(Exercise requirements):
Each line containing the word "weights" should be found and copied.

(Supplied information):
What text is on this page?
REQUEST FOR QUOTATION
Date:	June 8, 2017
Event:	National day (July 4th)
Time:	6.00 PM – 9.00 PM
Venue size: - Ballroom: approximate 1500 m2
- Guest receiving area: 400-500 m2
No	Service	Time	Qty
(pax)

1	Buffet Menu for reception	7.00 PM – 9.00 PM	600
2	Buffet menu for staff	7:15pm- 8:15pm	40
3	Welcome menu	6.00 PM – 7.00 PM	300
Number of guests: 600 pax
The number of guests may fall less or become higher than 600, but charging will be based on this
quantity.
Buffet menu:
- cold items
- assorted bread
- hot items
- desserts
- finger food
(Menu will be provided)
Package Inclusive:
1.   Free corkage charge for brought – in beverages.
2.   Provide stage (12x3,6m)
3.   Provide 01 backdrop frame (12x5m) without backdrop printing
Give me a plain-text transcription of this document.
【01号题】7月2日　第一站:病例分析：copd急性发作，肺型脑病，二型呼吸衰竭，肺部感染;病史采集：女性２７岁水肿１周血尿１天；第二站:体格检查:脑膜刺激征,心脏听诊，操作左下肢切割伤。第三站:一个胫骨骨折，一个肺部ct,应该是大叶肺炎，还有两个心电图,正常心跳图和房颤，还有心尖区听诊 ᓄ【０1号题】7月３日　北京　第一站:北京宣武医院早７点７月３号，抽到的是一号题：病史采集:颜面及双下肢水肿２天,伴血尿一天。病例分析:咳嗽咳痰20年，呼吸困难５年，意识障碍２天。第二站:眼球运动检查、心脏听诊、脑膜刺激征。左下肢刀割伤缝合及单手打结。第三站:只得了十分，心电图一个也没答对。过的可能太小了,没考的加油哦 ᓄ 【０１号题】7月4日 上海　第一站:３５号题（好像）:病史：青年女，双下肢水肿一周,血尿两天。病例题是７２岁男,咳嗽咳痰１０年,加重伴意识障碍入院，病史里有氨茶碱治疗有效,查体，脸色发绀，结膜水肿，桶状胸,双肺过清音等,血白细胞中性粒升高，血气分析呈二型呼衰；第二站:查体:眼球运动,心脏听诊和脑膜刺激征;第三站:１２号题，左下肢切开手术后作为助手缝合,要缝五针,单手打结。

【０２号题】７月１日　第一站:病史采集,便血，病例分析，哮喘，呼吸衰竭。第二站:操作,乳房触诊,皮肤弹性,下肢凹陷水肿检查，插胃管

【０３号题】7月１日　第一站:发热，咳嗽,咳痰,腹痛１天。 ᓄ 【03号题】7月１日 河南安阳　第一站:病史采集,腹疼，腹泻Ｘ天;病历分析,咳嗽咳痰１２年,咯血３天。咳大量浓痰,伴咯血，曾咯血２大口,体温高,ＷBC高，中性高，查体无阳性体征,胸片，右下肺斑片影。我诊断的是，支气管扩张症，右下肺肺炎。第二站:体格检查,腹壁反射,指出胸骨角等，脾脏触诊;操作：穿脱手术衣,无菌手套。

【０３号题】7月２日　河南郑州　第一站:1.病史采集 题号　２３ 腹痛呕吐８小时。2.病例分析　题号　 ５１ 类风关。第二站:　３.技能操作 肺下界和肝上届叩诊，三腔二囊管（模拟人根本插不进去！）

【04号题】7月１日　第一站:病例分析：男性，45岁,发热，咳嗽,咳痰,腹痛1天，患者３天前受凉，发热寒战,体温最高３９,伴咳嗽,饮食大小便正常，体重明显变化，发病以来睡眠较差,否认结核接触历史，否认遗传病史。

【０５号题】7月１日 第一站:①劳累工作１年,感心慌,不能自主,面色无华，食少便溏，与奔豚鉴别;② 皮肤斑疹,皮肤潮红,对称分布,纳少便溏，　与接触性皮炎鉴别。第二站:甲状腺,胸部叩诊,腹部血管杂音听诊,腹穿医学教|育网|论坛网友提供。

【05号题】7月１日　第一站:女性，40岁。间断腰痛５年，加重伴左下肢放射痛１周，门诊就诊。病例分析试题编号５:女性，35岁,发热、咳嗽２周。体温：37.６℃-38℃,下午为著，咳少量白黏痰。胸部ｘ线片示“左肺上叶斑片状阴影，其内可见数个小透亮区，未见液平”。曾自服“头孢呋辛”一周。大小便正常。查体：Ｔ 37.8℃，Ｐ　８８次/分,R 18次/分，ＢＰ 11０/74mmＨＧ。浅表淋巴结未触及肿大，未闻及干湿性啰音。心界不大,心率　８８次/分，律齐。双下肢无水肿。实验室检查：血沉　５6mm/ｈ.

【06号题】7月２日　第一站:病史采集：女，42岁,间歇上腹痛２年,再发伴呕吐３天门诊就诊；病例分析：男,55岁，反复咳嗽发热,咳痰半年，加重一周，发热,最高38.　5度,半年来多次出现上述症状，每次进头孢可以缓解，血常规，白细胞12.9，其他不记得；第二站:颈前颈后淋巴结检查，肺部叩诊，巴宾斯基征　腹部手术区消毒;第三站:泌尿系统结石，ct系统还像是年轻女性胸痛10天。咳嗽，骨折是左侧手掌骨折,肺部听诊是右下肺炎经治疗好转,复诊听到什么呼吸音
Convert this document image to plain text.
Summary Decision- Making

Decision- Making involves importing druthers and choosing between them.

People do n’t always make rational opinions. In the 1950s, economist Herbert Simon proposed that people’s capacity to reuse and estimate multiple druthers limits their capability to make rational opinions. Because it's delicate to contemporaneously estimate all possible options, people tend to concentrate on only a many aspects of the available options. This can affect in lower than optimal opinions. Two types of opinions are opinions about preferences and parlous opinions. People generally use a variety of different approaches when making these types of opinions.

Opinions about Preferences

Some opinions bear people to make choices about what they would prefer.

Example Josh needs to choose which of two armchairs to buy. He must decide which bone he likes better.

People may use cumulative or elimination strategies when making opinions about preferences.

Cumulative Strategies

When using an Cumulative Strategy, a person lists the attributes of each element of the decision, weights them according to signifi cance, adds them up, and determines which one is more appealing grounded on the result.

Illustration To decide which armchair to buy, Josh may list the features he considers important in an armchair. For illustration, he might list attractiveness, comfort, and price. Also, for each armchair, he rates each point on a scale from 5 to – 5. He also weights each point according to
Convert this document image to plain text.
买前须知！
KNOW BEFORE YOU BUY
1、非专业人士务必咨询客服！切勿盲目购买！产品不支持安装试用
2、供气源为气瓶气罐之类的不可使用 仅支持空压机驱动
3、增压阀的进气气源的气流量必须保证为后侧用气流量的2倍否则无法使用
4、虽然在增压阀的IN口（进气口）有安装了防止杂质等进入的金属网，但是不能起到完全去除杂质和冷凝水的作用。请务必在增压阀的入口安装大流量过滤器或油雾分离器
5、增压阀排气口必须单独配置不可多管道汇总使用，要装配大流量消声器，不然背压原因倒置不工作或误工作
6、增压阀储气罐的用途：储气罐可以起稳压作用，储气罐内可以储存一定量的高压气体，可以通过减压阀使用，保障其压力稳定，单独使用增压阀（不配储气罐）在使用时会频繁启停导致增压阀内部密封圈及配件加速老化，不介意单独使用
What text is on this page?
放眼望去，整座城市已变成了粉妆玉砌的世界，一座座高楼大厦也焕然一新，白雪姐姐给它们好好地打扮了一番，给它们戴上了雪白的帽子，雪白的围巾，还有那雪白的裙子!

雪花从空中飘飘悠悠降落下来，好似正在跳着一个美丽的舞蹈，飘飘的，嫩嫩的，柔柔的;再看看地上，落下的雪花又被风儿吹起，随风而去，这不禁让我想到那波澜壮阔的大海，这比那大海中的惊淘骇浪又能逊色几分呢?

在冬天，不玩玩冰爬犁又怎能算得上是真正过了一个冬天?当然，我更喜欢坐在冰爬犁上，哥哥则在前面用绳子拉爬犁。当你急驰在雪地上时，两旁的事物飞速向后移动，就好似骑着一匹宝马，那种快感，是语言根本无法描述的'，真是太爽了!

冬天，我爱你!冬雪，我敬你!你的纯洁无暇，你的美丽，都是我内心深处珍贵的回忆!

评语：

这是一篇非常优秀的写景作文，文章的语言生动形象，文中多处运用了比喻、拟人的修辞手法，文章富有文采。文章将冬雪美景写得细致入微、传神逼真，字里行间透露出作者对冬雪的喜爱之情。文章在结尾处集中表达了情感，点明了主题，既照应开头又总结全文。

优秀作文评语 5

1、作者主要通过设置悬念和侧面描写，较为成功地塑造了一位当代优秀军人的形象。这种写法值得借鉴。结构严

(Complete output):
When using an Cumulative Strategy, a person lists the attributes of each element of the decision, weights them according to signifi cance, adds them up, and determines which one is more appealing grounded on the result.
Illustration To decide which armchair to buy, Josh may list the features he considers important in an armchair. For illustration, he might list attractiveness, comfort, and price. Also, for each armchair, he rates each point on a scale from 5 to – 5. He also weights each point according to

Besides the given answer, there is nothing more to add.